══ INPUT MATERIAL

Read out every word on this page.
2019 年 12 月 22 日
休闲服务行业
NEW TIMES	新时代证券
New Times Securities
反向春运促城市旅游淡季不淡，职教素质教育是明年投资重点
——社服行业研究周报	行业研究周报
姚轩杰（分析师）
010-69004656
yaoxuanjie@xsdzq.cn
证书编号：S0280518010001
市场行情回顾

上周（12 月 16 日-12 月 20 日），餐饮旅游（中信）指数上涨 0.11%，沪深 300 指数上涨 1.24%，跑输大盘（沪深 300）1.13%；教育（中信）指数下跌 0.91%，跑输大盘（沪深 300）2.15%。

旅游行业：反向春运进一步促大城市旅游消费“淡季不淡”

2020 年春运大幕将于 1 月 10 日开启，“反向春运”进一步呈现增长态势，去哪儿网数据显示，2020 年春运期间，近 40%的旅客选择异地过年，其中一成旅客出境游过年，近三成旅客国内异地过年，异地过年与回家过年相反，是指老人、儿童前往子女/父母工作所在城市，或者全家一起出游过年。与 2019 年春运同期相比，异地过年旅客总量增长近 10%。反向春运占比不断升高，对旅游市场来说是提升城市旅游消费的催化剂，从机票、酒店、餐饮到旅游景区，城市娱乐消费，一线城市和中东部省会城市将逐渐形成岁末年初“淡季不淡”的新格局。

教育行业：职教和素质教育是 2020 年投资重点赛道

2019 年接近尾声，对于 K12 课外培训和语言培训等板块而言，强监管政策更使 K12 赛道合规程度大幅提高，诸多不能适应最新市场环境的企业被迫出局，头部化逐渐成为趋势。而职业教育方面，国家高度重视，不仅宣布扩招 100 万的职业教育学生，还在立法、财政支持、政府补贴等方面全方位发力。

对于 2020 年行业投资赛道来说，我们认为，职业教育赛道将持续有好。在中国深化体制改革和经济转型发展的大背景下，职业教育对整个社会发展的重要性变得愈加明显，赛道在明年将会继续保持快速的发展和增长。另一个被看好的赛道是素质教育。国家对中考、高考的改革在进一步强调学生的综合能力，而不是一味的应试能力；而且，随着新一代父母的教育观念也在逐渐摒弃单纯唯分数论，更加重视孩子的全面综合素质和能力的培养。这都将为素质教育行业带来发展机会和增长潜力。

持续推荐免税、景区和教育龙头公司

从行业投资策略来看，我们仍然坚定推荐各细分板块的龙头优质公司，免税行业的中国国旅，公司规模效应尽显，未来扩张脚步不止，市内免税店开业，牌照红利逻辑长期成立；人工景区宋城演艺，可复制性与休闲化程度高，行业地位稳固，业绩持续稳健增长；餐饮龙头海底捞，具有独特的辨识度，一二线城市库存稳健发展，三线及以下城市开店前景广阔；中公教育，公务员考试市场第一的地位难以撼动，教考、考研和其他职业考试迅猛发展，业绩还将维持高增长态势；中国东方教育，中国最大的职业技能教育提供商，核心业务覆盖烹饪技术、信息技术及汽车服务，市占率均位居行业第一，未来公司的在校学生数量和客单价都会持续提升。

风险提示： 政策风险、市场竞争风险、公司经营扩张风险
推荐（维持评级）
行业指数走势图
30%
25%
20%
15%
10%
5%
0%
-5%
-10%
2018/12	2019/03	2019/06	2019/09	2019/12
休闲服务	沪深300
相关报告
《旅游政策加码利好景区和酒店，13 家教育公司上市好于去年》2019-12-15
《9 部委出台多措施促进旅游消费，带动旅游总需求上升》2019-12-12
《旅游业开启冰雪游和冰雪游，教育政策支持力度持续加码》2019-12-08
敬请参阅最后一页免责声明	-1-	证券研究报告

════

EXERCISE -> Repeat the entries exactly, all of them.

COMPLETED TASK ->
Read out every word on this page.
2019 年 12 月 22 日
休闲服务行业
NEW TIMES	新时代证券
New Times Securities
反向春运促城市旅游淡季不淡，职教素质教育是明年投资重点
——社服行业研究周报	行业研究周报
姚轩杰（分析师）
010-69004656
yaoxuanjie@xsdzq.cn
证书编号：S0280518010001
市场行情回顾

上周（12 月 16 日-12 月 20 日），餐饮旅游（中信）指数上涨 0.11%，沪深 300 指数上涨 1.24%，跑输大盘（沪深 300）1.13%；教育（中信）指数下跌 0.91%，跑输大盘（沪深 300）2.15%。

旅游行业：反向春运进一步促大城市旅游消费“淡季不淡”

2020 年春运大幕将于 1 月 10 日开启，“反向春运”进一步呈现增长态势，去哪儿网数据显示，2020 年春运期间，近 40%的旅客选择异地过年，其中一成旅客出境游过年，近三成旅客国内异地过年，异地过年与回家过年相反，是指老人、儿童前往子女/父母工作所在城市，或者全家一起出游过年。与 2019 年春运同期相比，异地过年旅客总量增长近 10%。反向春运占比不断升高，对旅游市场来说是提升城市旅游消费的催化剂，从机票、酒店、餐饮到旅游景区，城市娱乐消费，一线城市和中东部省会城市将逐渐形成岁末年初“淡季不淡”的新格局。

教育行业：职教和素质教育是 2020 年投资重点赛道

2019 年接近尾声，对于 K12 课外培训和语言培训等板块而言，强监管政策更使 K12 赛道合规程度大幅提高，诸多不能适应最新市场环境的企业被迫出局，头部化逐渐成为趋势。而职业教育方面，国家高度重视，不仅宣布扩招 100 万的职业教育学生，还在立法、财政支持、政府补贴等方面全方位发力。

对于 2020 年行业投资赛道来说，我们认为，职业教育赛道将持续有好。在中国深化体制改革和经济转型发展的大背景下，职业教育对整个社会发展的重要性变得愈加明显，赛道在明年将会继续保持快速的发展和增长。另一个被看好的赛道是素质教育。国家对中考、高考的改革在进一步强调学生的综合能力，而不是一味的应试能力；而且，随着新一代父母的教育观念也在逐渐摒弃单纯唯分数论，更加重视孩子的全面综合素质和能力的培养。这都将为素质教育行业带来发展机会和增长潜力。

持续推荐免税、景区和教育龙头公司

从行业投资策略来看，我们仍然坚定推荐各细分板块的龙头优质公司，免税行业的中国国旅，公司规模效应尽显，未来扩张脚步不止，市内免税店开业，牌照红利逻辑长期成立；人工景区宋城演艺，可复制性与休闲化程度高，行业地位稳固，业绩持续稳健增长；餐饮龙头海底捞，具有独特的辨识度，一二线城市库存稳健发展，三线及以下城市开店前景广阔；中公教育，公务员考试市场第一的地位难以撼动，教考、考研和其他职业考试迅猛发展，业绩还将维持高增长态势；中国东方教育，中国最大的职业技能教育提供商，核心业务覆盖烹饪技术、信息技术及汽车服务，市占率均位居行业第一，未来公司的在校学生数量和客单价都会持续提升。

风险提示： 政策风险、市场竞争风险、公司经营扩张风险
推荐（维持评级）
行业指数走势图
30%
25%
20%
15%
10%
5%
0%
-5%
-10%
2018/12	2019/03	2019/06	2019/09	2019/12
休闲服务	沪深300
相关报告
《旅游政策加码利好景区和酒店，13 家教育公司上市好于去年》2019-12-15
《9 部委出台多措施促进旅游消费，带动旅游总需求上升》2019-12-12
《旅游业开启冰雪游和冰雪游，教育政策支持力度持续加码》2019-12-08
敬请参阅最后一页免责声明	-1-	证券研究报告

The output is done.